Exercise objective>
Leave out the images; return the rest of the data exactly.

** START **

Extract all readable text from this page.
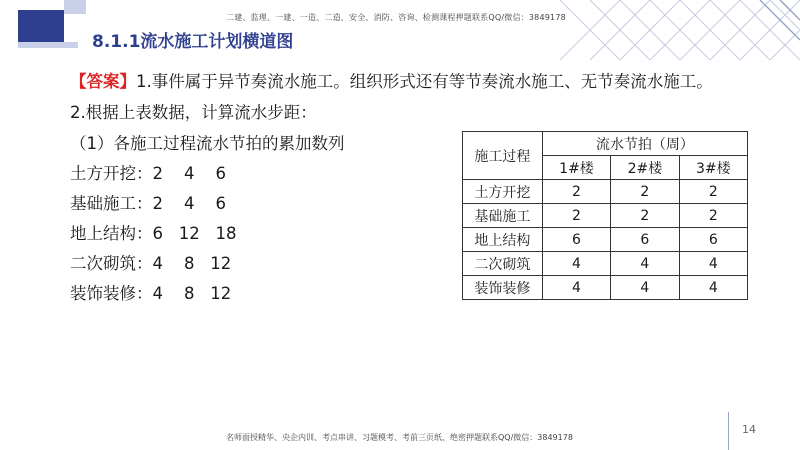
二建、监理、一建、一造、二造、安全、消防、咨询、检测课程押题联系QQ/微信：3849178
8.1.1流水施工计划横道图
【答案】1.事件属于异节奏流水施工。组织形式还有等节奏流水施工、无节奏流水施工。
2.根据上表数据，计算流水步距：
（1）各施工过程流水节拍的累加数列
土方开挖：2    4    6
基础施工：2    4    6
地上结构：6   12   18
二次砌筑：4    8   12
装饰装修：4    8   12
施工过程	流水节拍（周）		
	1#楼	2#楼	3#楼
土方开挖	2	2	2
基础施工	2	2	2
地上结构	6	6	6
二次砌筑	4	4	4
装饰装修	4	4	4
14
名师面授精华、央企内训、考点串讲、习题模考、考前三页纸、绝密押题联系QQ/微信：3849178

** END **

Expected answer>
Extract all readable text from this page.
二建、监理、一建、一造、二造、安全、消防、咨询、检测课程押题联系QQ/微信：3849178
8.1.1流水施工计划横道图
【答案】1.事件属于异节奏流水施工。组织形式还有等节奏流水施工、无节奏流水施工。
2.根据上表数据，计算流水步距：
（1）各施工过程流水节拍的累加数列
土方开挖：2    4    6
基础施工：2    4    6
地上结构：6   12   18
二次砌筑：4    8   12
装饰装修：4    8   12
施工过程	流水节拍（周）		
	1#楼	2#楼	3#楼
土方开挖	2	2	2
基础施工	2	2	2
地上结构	6	6	6
二次砌筑	4	4	4
装饰装修	4	4	4
14
名师面授精华、央企内训、考点串讲、习题模考、考前三页纸、绝密押题联系QQ/微信：3849178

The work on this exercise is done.